What to do => From the listing below, return each line that includes "sail".
[Begin Dataset excerpts]
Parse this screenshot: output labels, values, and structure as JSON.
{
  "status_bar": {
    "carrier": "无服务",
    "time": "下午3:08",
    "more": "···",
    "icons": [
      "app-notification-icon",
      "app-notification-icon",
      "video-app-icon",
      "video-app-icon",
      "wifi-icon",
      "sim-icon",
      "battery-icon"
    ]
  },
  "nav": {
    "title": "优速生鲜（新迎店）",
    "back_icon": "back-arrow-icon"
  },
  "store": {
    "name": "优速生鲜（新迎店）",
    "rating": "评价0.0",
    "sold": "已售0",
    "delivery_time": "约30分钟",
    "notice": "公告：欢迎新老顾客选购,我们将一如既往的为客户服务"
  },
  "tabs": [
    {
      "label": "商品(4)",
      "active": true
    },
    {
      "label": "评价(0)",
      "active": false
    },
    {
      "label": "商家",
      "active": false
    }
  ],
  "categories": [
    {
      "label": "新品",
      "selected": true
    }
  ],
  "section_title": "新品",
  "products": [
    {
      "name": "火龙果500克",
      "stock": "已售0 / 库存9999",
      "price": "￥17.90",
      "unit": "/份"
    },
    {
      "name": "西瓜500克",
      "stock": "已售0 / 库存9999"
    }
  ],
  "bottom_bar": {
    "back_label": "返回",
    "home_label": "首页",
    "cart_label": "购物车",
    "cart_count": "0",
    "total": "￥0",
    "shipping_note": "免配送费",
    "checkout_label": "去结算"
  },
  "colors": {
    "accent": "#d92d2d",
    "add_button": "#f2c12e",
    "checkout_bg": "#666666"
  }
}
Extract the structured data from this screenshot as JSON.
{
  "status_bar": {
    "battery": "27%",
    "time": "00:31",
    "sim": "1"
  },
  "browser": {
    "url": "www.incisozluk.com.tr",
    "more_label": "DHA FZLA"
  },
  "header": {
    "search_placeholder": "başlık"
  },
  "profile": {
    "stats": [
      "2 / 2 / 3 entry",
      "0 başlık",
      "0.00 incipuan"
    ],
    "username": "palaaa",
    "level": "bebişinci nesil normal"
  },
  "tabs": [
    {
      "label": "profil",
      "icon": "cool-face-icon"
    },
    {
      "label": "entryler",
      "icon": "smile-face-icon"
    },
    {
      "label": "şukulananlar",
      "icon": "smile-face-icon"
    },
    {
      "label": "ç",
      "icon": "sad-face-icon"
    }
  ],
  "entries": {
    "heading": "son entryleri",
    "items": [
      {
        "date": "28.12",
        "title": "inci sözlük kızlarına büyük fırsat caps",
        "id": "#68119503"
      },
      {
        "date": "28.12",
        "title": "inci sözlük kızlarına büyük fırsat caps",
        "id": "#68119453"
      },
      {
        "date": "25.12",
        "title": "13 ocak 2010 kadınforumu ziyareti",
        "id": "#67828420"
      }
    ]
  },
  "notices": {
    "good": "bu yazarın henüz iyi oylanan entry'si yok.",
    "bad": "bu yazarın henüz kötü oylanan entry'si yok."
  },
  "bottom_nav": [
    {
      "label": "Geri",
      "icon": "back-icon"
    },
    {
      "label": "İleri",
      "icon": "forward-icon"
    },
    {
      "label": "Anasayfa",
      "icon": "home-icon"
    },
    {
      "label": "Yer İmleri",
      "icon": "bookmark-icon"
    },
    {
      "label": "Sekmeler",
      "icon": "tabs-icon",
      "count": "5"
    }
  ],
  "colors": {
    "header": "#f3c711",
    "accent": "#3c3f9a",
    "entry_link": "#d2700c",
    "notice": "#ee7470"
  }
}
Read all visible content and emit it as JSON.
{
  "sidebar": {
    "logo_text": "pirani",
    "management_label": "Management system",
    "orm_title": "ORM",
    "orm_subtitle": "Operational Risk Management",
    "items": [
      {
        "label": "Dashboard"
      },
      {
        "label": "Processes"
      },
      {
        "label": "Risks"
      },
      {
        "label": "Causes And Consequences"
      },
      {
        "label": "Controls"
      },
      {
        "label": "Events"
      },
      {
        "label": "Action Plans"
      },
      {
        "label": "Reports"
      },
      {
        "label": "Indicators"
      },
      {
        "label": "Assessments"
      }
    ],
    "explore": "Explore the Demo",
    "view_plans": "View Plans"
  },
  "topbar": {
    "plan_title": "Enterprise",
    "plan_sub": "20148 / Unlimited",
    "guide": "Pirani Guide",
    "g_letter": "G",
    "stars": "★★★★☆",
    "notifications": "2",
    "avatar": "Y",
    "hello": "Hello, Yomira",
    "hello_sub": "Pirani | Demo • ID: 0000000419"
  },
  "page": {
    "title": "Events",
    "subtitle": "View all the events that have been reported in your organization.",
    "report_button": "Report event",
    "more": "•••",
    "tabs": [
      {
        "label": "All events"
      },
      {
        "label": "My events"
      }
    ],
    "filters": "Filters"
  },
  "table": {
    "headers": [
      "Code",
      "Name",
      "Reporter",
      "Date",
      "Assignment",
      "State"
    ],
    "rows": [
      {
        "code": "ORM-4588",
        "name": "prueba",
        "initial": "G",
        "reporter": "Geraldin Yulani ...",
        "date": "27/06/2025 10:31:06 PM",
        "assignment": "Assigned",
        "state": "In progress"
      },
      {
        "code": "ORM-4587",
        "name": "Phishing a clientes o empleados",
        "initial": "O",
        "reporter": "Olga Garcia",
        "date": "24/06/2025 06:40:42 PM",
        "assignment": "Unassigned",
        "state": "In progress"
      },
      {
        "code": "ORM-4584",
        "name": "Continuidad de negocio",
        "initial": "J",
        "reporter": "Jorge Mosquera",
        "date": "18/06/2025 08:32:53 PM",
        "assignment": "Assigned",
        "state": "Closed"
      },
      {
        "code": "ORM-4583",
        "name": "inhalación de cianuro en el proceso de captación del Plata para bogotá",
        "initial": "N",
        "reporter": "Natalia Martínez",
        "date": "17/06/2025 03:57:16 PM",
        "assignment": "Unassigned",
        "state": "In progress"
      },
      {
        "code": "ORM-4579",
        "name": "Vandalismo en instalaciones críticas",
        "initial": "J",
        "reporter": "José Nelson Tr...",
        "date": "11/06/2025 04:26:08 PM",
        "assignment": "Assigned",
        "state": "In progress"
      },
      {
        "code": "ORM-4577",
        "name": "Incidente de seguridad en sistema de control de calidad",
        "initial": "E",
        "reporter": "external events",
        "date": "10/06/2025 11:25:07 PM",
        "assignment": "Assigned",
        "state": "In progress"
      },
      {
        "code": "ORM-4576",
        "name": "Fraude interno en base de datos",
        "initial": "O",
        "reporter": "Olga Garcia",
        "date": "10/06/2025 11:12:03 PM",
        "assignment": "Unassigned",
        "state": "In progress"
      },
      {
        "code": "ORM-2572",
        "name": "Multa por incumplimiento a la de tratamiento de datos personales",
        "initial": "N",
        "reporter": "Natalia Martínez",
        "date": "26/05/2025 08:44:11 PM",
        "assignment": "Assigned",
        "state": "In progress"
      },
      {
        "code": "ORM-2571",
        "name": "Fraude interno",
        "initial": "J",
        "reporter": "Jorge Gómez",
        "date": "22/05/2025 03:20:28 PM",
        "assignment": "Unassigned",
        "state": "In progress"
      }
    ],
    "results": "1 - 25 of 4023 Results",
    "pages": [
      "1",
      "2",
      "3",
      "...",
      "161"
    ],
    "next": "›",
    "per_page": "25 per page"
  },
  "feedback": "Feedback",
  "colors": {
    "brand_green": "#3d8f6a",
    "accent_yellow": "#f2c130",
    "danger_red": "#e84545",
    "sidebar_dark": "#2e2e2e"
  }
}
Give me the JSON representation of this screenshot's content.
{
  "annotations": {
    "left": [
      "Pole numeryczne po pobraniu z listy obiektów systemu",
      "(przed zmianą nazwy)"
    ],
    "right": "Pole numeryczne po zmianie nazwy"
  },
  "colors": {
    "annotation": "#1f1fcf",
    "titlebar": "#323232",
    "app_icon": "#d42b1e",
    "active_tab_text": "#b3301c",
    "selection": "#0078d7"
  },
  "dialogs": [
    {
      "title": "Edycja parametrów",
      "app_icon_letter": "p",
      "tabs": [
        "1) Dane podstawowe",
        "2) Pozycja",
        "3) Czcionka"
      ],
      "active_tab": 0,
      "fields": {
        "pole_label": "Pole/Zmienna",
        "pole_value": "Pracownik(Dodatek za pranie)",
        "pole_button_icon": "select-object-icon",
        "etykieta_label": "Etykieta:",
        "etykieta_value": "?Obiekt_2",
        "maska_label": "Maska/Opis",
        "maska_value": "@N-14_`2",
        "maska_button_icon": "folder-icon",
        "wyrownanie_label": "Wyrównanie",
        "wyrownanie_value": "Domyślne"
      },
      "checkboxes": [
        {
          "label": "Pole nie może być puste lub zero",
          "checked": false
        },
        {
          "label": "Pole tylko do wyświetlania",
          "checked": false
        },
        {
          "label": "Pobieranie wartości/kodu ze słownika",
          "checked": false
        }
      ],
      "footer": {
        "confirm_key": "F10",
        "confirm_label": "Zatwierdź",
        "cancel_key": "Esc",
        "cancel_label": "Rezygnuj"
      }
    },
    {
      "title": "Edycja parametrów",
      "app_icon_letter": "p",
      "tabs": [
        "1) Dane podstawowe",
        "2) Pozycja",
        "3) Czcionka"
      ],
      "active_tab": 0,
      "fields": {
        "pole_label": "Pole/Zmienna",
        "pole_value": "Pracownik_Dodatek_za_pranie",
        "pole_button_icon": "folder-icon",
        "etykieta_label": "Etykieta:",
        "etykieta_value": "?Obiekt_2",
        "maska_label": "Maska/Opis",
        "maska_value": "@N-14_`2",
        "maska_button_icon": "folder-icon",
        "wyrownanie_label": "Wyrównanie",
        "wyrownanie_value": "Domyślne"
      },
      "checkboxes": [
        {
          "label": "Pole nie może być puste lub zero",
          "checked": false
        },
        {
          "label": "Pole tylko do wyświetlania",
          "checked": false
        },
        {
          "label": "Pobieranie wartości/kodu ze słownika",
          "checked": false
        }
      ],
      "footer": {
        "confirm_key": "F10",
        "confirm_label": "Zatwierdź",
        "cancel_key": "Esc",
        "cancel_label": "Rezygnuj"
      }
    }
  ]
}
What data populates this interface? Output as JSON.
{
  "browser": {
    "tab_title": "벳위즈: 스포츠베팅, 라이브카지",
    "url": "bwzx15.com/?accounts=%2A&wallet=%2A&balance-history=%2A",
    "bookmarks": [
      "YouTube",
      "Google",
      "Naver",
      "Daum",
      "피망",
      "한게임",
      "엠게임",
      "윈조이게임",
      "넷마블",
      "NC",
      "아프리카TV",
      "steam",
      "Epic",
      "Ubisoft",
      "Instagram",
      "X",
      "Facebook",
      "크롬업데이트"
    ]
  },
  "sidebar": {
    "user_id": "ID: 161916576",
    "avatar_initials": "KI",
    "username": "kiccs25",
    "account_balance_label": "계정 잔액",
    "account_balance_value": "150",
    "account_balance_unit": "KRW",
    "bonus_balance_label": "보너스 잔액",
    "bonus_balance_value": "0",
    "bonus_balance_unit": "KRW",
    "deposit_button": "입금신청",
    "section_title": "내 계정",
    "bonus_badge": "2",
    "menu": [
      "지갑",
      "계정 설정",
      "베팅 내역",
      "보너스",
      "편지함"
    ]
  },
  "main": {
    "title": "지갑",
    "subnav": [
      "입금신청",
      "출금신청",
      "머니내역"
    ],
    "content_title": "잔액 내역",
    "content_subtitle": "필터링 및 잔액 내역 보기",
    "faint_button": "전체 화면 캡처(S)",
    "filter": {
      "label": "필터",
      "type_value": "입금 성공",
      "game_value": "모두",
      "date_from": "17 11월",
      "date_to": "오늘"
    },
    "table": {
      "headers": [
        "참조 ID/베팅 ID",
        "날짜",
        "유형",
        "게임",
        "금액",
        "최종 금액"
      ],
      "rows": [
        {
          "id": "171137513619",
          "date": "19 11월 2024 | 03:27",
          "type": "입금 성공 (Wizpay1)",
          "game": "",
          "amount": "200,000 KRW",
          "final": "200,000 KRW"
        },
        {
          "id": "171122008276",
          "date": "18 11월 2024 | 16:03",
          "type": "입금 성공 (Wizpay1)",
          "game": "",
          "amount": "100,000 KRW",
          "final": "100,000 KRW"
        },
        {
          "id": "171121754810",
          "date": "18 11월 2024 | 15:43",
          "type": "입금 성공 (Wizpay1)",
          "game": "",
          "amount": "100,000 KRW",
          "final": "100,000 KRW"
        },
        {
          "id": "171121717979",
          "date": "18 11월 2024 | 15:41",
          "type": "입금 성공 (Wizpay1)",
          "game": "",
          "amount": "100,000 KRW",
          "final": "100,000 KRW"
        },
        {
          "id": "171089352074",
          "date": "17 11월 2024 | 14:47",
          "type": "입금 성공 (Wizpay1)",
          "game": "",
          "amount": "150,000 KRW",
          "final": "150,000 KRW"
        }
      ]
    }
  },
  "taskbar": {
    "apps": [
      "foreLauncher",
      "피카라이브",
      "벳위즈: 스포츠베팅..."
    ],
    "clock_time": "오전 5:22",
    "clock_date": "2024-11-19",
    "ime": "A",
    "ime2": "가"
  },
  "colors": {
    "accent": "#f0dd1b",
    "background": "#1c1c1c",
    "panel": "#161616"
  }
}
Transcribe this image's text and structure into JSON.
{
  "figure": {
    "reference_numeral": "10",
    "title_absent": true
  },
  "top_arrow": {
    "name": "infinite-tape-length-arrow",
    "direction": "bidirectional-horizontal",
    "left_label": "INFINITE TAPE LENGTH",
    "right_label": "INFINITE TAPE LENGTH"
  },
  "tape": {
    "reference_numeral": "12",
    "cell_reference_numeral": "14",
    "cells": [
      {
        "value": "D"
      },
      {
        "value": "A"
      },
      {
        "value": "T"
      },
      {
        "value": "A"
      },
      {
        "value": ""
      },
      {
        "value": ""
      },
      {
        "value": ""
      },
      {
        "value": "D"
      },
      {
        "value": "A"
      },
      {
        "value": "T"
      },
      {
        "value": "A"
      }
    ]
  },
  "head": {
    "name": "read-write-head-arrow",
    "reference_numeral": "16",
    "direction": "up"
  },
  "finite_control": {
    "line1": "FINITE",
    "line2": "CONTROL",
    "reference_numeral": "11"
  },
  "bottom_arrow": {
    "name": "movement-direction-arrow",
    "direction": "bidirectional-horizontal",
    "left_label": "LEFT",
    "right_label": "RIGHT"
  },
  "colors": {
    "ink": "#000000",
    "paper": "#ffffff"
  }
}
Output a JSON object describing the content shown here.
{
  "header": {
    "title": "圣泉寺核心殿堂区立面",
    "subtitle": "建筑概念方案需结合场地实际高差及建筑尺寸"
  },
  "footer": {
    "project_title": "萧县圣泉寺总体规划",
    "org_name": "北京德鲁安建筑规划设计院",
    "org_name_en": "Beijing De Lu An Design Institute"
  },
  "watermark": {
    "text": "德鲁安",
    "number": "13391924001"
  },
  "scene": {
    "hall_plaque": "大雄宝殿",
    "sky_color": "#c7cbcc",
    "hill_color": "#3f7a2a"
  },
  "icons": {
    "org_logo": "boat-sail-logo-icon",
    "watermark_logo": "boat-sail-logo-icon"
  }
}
[End Dataset excerpts]
Reply to the exercise =>
    "org_logo": "boat-sail-logo-icon",
    "watermark_logo": "boat-sail-logo-icon"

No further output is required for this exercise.